• WHAT TO PRODUCE: List every university or art school named in the author biographies below.


  • Lily Dunn is an author, mentor and academic. Her debut nonfiction, Sins of My Father: A Daughter, A Cult, A Wild Unravelling, a memoir about the legacy of her father’s addictions (W&N) was The Spectator and The Guardian Best Nonfiction Book, 2022, and her doctorate is concerned with the transformative power of writing memoir. She has personal essays published by Granta and Aeon, among other publications, and she is also co-editor of A Wild and Precious Life (Unbound, 2021), an anthology of stories on recovery from mental illness and addiction. Her first novel, Shadowing the Sun, was published by Portobello Books (2007). She teaches narrative nonfiction and memoir at Bath Spa University and co-runs London Lit Lab.

  • Alyson Hallett has recently completed an EarthArt Fellowship in the Earth Sciences department of the University of Bristol where she worked with vulcanologists on the impact of meteors. Her latest pamphlet, Covid/Corvid was co-written with Penelope Shuttle and is published by Broken Sleep Books. Alyson is a Hawthornden Fellow and part-time lecturer at Falmouth Art School and UWE. She lives near Bath, loves to walk and swim in the sea, and is deeply committed to collaborative practice.

• LISTED ENTRIES:

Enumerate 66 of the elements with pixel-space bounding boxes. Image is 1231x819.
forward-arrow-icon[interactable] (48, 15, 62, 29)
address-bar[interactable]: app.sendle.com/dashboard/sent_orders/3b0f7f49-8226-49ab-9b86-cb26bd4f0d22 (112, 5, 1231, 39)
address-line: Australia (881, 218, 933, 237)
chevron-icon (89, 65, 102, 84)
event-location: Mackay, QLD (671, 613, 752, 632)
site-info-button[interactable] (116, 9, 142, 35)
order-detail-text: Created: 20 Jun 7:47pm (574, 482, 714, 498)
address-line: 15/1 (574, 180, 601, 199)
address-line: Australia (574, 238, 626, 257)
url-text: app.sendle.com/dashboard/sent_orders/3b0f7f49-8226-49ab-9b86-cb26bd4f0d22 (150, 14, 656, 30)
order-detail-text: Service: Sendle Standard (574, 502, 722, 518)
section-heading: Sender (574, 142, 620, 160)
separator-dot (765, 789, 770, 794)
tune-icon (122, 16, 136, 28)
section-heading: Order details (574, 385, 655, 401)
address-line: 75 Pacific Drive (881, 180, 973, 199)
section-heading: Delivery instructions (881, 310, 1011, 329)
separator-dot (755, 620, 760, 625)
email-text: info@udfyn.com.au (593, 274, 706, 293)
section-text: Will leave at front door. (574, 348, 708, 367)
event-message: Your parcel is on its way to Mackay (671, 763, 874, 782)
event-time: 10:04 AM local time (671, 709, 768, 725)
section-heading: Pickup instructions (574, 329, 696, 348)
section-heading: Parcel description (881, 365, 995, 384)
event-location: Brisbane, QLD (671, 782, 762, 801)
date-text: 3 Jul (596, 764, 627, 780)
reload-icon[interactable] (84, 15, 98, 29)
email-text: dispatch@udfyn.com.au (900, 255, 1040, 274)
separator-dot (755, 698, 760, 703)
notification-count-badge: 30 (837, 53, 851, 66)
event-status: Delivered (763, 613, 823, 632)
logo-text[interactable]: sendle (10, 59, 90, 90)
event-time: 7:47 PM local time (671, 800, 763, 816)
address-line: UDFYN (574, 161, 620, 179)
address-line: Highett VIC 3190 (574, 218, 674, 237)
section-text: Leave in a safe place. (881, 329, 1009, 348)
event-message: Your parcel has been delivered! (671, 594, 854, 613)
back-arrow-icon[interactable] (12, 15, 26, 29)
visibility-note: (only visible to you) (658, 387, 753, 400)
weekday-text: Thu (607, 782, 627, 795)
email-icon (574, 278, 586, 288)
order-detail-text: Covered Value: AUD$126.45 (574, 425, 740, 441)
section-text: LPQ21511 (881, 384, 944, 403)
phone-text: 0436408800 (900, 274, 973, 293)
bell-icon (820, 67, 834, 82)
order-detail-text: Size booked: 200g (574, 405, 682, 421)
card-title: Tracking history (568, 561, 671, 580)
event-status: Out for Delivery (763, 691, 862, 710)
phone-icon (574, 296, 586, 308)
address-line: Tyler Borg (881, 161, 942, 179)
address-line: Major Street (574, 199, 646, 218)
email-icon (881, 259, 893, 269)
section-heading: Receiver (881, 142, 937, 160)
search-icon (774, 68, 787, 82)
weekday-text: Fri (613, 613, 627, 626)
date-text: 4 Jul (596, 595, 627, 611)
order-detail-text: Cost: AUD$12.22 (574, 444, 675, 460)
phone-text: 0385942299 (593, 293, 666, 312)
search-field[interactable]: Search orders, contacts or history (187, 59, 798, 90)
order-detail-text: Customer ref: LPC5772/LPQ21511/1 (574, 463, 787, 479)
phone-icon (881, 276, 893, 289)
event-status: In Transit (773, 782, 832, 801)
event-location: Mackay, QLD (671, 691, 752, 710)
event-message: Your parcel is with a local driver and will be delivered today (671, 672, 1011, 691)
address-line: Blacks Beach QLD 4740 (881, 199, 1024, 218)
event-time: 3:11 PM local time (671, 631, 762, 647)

• RESPONSE AREA:
Bath Spa University
University of Bristol
Falmouth Art School
UWE